Restate the full set of records exactly, word for word.

Some records

>> START

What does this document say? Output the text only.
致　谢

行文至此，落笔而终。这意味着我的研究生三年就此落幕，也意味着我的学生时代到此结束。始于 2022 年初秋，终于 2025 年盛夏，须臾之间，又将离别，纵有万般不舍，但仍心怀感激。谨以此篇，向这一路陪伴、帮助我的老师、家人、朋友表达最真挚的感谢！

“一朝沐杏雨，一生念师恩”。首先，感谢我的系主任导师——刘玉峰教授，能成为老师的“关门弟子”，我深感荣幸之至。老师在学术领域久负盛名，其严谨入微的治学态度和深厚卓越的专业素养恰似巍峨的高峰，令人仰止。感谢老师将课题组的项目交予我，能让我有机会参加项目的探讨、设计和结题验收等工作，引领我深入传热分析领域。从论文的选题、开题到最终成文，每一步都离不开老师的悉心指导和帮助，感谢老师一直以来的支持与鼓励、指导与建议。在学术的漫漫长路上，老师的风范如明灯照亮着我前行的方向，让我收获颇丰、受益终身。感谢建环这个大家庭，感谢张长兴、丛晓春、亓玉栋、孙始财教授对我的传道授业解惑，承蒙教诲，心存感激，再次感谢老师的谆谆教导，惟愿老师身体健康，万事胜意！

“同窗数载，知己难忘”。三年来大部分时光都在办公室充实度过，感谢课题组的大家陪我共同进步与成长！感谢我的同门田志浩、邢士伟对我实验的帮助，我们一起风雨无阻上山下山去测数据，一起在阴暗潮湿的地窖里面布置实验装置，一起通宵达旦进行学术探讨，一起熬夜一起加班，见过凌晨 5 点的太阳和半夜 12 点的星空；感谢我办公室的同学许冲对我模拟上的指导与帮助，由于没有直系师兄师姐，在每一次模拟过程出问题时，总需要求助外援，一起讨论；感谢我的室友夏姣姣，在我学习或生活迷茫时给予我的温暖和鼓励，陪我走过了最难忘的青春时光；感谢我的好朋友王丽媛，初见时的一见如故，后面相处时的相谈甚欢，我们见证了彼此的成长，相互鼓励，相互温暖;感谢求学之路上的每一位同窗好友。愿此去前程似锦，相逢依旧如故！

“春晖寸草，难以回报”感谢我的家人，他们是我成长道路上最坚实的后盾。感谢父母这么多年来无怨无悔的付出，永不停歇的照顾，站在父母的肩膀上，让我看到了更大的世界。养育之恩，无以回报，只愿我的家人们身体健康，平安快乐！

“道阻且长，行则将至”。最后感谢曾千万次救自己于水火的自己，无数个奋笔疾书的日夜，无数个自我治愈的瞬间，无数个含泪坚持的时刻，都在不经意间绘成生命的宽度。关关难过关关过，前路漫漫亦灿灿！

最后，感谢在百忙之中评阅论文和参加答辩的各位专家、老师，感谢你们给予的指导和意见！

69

>> END

**Completed exercise:**
What does this document say? Output the text only.
致　谢

行文至此，落笔而终。这意味着我的研究生三年就此落幕，也意味着我的学生时代到此结束。始于 2022 年初秋，终于 2025 年盛夏，须臾之间，又将离别，纵有万般不舍，但仍心怀感激。谨以此篇，向这一路陪伴、帮助我的老师、家人、朋友表达最真挚的感谢！

“一朝沐杏雨，一生念师恩”。首先，感谢我的系主任导师——刘玉峰教授，能成为老师的“关门弟子”，我深感荣幸之至。老师在学术领域久负盛名，其严谨入微的治学态度和深厚卓越的专业素养恰似巍峨的高峰，令人仰止。感谢老师将课题组的项目交予我，能让我有机会参加项目的探讨、设计和结题验收等工作，引领我深入传热分析领域。从论文的选题、开题到最终成文，每一步都离不开老师的悉心指导和帮助，感谢老师一直以来的支持与鼓励、指导与建议。在学术的漫漫长路上，老师的风范如明灯照亮着我前行的方向，让我收获颇丰、受益终身。感谢建环这个大家庭，感谢张长兴、丛晓春、亓玉栋、孙始财教授对我的传道授业解惑，承蒙教诲，心存感激，再次感谢老师的谆谆教导，惟愿老师身体健康，万事胜意！

“同窗数载，知己难忘”。三年来大部分时光都在办公室充实度过，感谢课题组的大家陪我共同进步与成长！感谢我的同门田志浩、邢士伟对我实验的帮助，我们一起风雨无阻上山下山去测数据，一起在阴暗潮湿的地窖里面布置实验装置，一起通宵达旦进行学术探讨，一起熬夜一起加班，见过凌晨 5 点的太阳和半夜 12 点的星空；感谢我办公室的同学许冲对我模拟上的指导与帮助，由于没有直系师兄师姐，在每一次模拟过程出问题时，总需要求助外援，一起讨论；感谢我的室友夏姣姣，在我学习或生活迷茫时给予我的温暖和鼓励，陪我走过了最难忘的青春时光；感谢我的好朋友王丽媛，初见时的一见如故，后面相处时的相谈甚欢，我们见证了彼此的成长，相互鼓励，相互温暖;感谢求学之路上的每一位同窗好友。愿此去前程似锦，相逢依旧如故！

“春晖寸草，难以回报”感谢我的家人，他们是我成长道路上最坚实的后盾。感谢父母这么多年来无怨无悔的付出，永不停歇的照顾，站在父母的肩膀上，让我看到了更大的世界。养育之恩，无以回报，只愿我的家人们身体健康，平安快乐！

“道阻且长，行则将至”。最后感谢曾千万次救自己于水火的自己，无数个奋笔疾书的日夜，无数个自我治愈的瞬间，无数个含泪坚持的时刻，都在不经意间绘成生命的宽度。关关难过关关过，前路漫漫亦灿灿！

最后，感谢在百忙之中评阅论文和参加答辩的各位专家、老师，感谢你们给予的指导和意见！

69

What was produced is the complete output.